Input data >>
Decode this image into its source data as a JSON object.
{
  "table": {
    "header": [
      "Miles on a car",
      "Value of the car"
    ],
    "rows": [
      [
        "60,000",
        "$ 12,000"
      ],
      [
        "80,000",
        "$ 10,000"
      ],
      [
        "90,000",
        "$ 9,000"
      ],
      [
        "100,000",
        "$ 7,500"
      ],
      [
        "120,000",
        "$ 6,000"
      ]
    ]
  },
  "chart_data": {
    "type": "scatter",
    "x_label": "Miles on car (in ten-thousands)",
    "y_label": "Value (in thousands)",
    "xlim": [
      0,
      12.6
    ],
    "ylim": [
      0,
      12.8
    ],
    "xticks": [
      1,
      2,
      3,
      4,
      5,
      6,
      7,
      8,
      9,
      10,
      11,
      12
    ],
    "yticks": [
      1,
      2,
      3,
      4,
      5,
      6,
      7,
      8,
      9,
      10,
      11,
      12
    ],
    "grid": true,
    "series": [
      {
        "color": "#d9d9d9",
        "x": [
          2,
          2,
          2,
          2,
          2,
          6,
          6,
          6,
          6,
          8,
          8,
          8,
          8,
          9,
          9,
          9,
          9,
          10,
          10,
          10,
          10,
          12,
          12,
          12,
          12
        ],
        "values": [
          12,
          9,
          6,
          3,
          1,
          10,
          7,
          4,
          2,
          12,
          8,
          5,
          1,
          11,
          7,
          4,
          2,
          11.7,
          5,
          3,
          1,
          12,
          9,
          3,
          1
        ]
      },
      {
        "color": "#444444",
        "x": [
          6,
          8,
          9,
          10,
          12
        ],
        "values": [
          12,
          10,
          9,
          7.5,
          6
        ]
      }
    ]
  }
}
---
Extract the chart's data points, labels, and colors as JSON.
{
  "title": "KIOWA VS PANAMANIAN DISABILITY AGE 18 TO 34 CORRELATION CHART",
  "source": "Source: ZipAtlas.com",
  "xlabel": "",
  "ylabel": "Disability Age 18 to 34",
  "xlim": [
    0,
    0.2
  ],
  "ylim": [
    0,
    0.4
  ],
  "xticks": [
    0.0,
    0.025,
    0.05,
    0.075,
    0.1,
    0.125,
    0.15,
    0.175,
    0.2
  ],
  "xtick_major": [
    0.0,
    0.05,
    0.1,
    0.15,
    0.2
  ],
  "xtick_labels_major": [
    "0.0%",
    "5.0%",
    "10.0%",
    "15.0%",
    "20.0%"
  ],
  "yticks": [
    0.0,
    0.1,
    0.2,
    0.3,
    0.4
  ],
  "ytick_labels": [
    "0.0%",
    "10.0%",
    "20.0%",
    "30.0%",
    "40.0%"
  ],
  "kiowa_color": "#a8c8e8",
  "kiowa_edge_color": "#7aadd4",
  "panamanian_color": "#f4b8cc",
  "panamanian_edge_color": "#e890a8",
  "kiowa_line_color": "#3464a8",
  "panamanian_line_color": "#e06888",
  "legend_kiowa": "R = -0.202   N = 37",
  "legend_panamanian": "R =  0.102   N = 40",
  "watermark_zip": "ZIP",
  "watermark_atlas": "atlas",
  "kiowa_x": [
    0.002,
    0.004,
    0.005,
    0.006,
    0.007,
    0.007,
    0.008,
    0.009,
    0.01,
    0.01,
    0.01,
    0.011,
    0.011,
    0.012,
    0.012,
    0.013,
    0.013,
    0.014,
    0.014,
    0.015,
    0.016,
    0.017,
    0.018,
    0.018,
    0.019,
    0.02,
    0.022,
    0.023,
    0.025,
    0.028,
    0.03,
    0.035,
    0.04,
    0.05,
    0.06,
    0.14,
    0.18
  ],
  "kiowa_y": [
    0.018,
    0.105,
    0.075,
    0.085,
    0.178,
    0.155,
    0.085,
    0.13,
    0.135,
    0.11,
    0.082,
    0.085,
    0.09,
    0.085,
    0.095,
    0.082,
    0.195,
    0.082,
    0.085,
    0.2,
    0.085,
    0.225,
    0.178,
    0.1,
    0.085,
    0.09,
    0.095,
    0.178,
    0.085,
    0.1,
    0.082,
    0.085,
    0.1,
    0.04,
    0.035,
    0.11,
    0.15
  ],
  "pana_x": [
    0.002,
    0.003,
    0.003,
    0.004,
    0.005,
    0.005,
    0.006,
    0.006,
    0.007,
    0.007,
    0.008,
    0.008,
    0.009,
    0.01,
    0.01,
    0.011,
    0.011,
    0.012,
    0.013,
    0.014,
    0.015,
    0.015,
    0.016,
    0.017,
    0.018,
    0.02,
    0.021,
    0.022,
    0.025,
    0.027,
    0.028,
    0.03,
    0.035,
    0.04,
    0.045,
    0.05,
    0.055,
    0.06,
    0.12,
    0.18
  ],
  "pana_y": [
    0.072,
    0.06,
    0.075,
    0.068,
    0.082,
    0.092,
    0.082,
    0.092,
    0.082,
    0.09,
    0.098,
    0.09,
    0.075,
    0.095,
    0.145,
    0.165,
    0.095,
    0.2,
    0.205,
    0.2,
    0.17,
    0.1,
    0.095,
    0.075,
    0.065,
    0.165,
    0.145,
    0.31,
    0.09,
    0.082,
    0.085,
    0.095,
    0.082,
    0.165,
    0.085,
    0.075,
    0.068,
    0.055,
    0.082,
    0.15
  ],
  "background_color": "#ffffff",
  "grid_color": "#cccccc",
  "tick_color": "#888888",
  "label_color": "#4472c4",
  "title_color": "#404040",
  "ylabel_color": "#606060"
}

Do this >> From the records above, pick out and copy each line holding the word "source".

Result for this exercise >>
Decode this image into its source data as a JSON object.
  "source": "Source: ZipAtlas.com",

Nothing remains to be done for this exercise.